__Task description__
No pictures belong in the answer. Repeat all the entries exactly.

__Listed entries__

=== Begin Enclosure ===

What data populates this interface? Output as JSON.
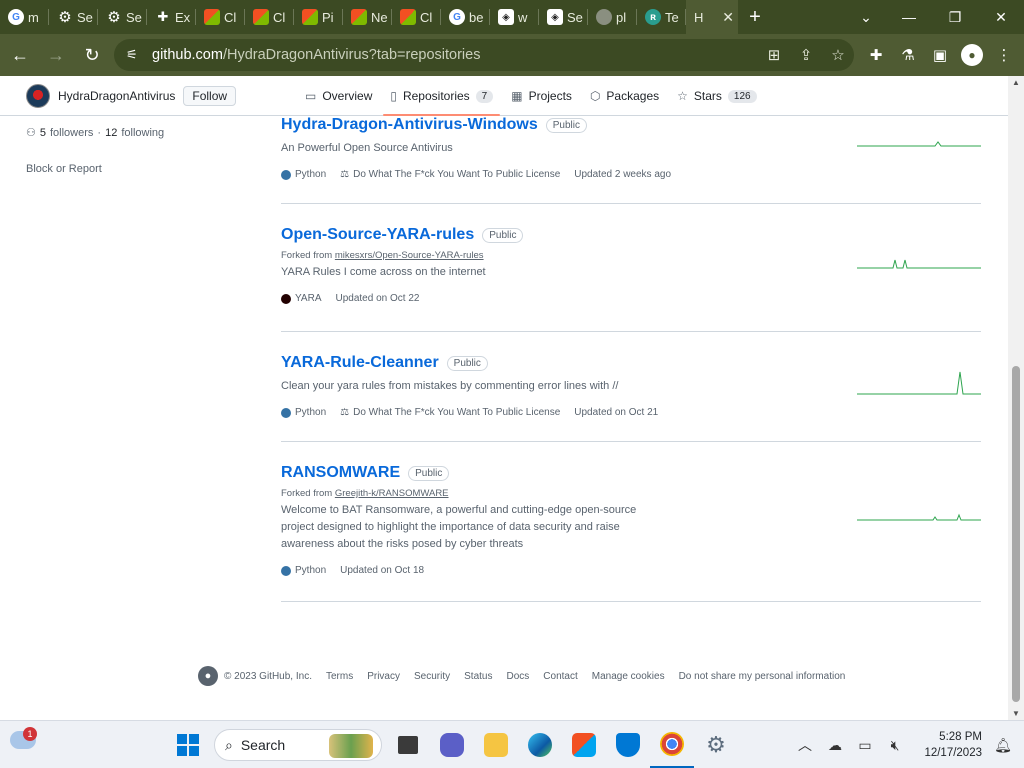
{
  "browser": {
    "tabs": [
      {
        "label": "m",
        "icon": "google-icon"
      },
      {
        "label": "Se",
        "icon": "gear-icon"
      },
      {
        "label": "Se",
        "icon": "gear-icon"
      },
      {
        "label": "Ex",
        "icon": "puzzle-icon"
      },
      {
        "label": "Cl",
        "icon": "rainbow-icon"
      },
      {
        "label": "Cl",
        "icon": "rainbow-icon"
      },
      {
        "label": "Pi",
        "icon": "rainbow-icon"
      },
      {
        "label": "Ne",
        "icon": "rainbow-icon"
      },
      {
        "label": "Cl",
        "icon": "rainbow-icon"
      },
      {
        "label": "be",
        "icon": "google-icon"
      },
      {
        "label": "w",
        "icon": "shield-icon"
      },
      {
        "label": "Se",
        "icon": "shield-icon"
      },
      {
        "label": "pl",
        "icon": "globe-icon"
      },
      {
        "label": "Te",
        "icon": "te-icon"
      },
      {
        "label": "H",
        "icon": "github-icon"
      }
    ],
    "url_host": "github.com",
    "url_path": "/HydraDragonAntivirus?tab=repositories"
  },
  "profile": {
    "username": "HydraDragonAntivirus",
    "follow_label": "Follow",
    "followers_count": "5",
    "followers_label": "followers",
    "separator": "·",
    "following_count": "12",
    "following_label": "following",
    "block_label": "Block or Report"
  },
  "nav": {
    "overview": "Overview",
    "repositories": "Repositories",
    "repositories_count": "7",
    "projects": "Projects",
    "packages": "Packages",
    "stars": "Stars",
    "stars_count": "126"
  },
  "repos": [
    {
      "name": "Hydra-Dragon-Antivirus-Windows",
      "visibility": "Public",
      "forked_prefix": "",
      "forked_from": "",
      "description": "An Powerful Open Source Antivirus",
      "language": "Python",
      "language_color": "#3572A5",
      "license": "Do What The F*ck You Want To Public License",
      "updated": "Updated 2 weeks ago"
    },
    {
      "name": "Open-Source-YARA-rules",
      "visibility": "Public",
      "forked_prefix": "Forked from",
      "forked_from": "mikesxrs/Open-Source-YARA-rules",
      "description": "YARA Rules I come across on the internet",
      "language": "YARA",
      "language_color": "#220000",
      "license": "",
      "updated": "Updated on Oct 22"
    },
    {
      "name": "YARA-Rule-Cleanner",
      "visibility": "Public",
      "forked_prefix": "",
      "forked_from": "",
      "description": "Clean your yara rules from mistakes by commenting error lines with //",
      "language": "Python",
      "language_color": "#3572A5",
      "license": "Do What The F*ck You Want To Public License",
      "updated": "Updated on Oct 21"
    },
    {
      "name": "RANSOMWARE",
      "visibility": "Public",
      "forked_prefix": "Forked from",
      "forked_from": "Greejith-k/RANSOMWARE",
      "description": "Welcome to BAT Ransomware, a powerful and cutting-edge open-source project designed to highlight the importance of data security and raise awareness about the risks posed by cyber threats",
      "language": "Python",
      "language_color": "#3572A5",
      "license": "",
      "updated": "Updated on Oct 18"
    }
  ],
  "footer": {
    "copyright": "© 2023 GitHub, Inc.",
    "links": [
      "Terms",
      "Privacy",
      "Security",
      "Status",
      "Docs",
      "Contact",
      "Manage cookies",
      "Do not share my personal information"
    ]
  },
  "taskbar": {
    "notification_count": "1",
    "search_label": "Search",
    "time": "5:28 PM",
    "date": "12/17/2023"
  },
  "colors": {
    "browser_frame": "#3c4a23",
    "link_blue": "#0969da",
    "tab_underline": "#fd8c73",
    "spark_green": "#2da44e"
  }
}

=== End Enclosure ===

__Answer space__
What data populates this interface? Output as JSON.
{
  "browser": {
    "tabs": [
      {
        "label": "m",
        "icon": "google-icon"
      },
      {
        "label": "Se",
        "icon": "gear-icon"
      },
      {
        "label": "Se",
        "icon": "gear-icon"
      },
      {
        "label": "Ex",
        "icon": "puzzle-icon"
      },
      {
        "label": "Cl",
        "icon": "rainbow-icon"
      },
      {
        "label": "Cl",
        "icon": "rainbow-icon"
      },
      {
        "label": "Pi",
        "icon": "rainbow-icon"
      },
      {
        "label": "Ne",
        "icon": "rainbow-icon"
      },
      {
        "label": "Cl",
        "icon": "rainbow-icon"
      },
      {
        "label": "be",
        "icon": "google-icon"
      },
      {
        "label": "w",
        "icon": "shield-icon"
      },
      {
        "label": "Se",
        "icon": "shield-icon"
      },
      {
        "label": "pl",
        "icon": "globe-icon"
      },
      {
        "label": "Te",
        "icon": "te-icon"
      },
      {
        "label": "H",
        "icon": "github-icon"
      }
    ],
    "url_host": "github.com",
    "url_path": "/HydraDragonAntivirus?tab=repositories"
  },
  "profile": {
    "username": "HydraDragonAntivirus",
    "follow_label": "Follow",
    "followers_count": "5",
    "followers_label": "followers",
    "separator": "·",
    "following_count": "12",
    "following_label": "following",
    "block_label": "Block or Report"
  },
  "nav": {
    "overview": "Overview",
    "repositories": "Repositories",
    "repositories_count": "7",
    "projects": "Projects",
    "packages": "Packages",
    "stars": "Stars",
    "stars_count": "126"
  },
  "repos": [
    {
      "name": "Hydra-Dragon-Antivirus-Windows",
      "visibility": "Public",
      "forked_prefix": "",
      "forked_from": "",
      "description": "An Powerful Open Source Antivirus",
      "language": "Python",
      "language_color": "#3572A5",
      "license": "Do What The F*ck You Want To Public License",
      "updated": "Updated 2 weeks ago"
    },
    {
      "name": "Open-Source-YARA-rules",
      "visibility": "Public",
      "forked_prefix": "Forked from",
      "forked_from": "mikesxrs/Open-Source-YARA-rules",
      "description": "YARA Rules I come across on the internet",
      "language": "YARA",
      "language_color": "#220000",
      "license": "",
      "updated": "Updated on Oct 22"
    },
    {
      "name": "YARA-Rule-Cleanner",
      "visibility": "Public",
      "forked_prefix": "",
      "forked_from": "",
      "description": "Clean your yara rules from mistakes by commenting error lines with //",
      "language": "Python",
      "language_color": "#3572A5",
      "license": "Do What The F*ck You Want To Public License",
      "updated": "Updated on Oct 21"
    },
    {
      "name": "RANSOMWARE",
      "visibility": "Public",
      "forked_prefix": "Forked from",
      "forked_from": "Greejith-k/RANSOMWARE",
      "description": "Welcome to BAT Ransomware, a powerful and cutting-edge open-source project designed to highlight the importance of data security and raise awareness about the risks posed by cyber threats",
      "language": "Python",
      "language_color": "#3572A5",
      "license": "",
      "updated": "Updated on Oct 18"
    }
  ],
  "footer": {
    "copyright": "© 2023 GitHub, Inc.",
    "links": [
      "Terms",
      "Privacy",
      "Security",
      "Status",
      "Docs",
      "Contact",
      "Manage cookies",
      "Do not share my personal information"
    ]
  },
  "taskbar": {
    "notification_count": "1",
    "search_label": "Search",
    "time": "5:28 PM",
    "date": "12/17/2023"
  },
  "colors": {
    "browser_frame": "#3c4a23",
    "link_blue": "#0969da",
    "tab_underline": "#fd8c73",
    "spark_green": "#2da44e"
  }
}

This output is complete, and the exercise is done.